Give the listing below again in full, exactly as written.

STORED DATA:
####
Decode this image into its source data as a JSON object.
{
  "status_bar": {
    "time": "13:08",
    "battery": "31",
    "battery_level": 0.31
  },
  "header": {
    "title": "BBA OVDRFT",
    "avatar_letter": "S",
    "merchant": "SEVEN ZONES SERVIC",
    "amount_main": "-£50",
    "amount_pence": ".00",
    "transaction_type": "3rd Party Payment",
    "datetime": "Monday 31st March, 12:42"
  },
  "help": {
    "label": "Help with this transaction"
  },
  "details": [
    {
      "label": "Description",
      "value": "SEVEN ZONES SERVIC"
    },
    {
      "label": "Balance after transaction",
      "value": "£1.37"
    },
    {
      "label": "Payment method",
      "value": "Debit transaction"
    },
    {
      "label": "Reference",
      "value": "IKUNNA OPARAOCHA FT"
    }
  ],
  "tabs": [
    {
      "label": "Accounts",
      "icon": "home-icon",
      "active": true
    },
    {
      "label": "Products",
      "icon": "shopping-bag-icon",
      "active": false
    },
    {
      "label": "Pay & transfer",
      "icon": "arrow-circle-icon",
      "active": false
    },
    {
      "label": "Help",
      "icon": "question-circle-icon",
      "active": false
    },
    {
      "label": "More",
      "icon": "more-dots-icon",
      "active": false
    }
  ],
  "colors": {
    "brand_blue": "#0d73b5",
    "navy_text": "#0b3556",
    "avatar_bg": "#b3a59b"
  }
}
####
ANSWER:
Decode this image into its source data as a JSON object.
{
  "status_bar": {
    "time": "13:08",
    "battery": "31",
    "battery_level": 0.31
  },
  "header": {
    "title": "BBA OVDRFT",
    "avatar_letter": "S",
    "merchant": "SEVEN ZONES SERVIC",
    "amount_main": "-£50",
    "amount_pence": ".00",
    "transaction_type": "3rd Party Payment",
    "datetime": "Monday 31st March, 12:42"
  },
  "help": {
    "label": "Help with this transaction"
  },
  "details": [
    {
      "label": "Description",
      "value": "SEVEN ZONES SERVIC"
    },
    {
      "label": "Balance after transaction",
      "value": "£1.37"
    },
    {
      "label": "Payment method",
      "value": "Debit transaction"
    },
    {
      "label": "Reference",
      "value": "IKUNNA OPARAOCHA FT"
    }
  ],
  "tabs": [
    {
      "label": "Accounts",
      "icon": "home-icon",
      "active": true
    },
    {
      "label": "Products",
      "icon": "shopping-bag-icon",
      "active": false
    },
    {
      "label": "Pay & transfer",
      "icon": "arrow-circle-icon",
      "active": false
    },
    {
      "label": "Help",
      "icon": "question-circle-icon",
      "active": false
    },
    {
      "label": "More",
      "icon": "more-dots-icon",
      "active": false
    }
  ],
  "colors": {
    "brand_blue": "#0d73b5",
    "navy_text": "#0b3556",
    "avatar_bg": "#b3a59b"
  }
}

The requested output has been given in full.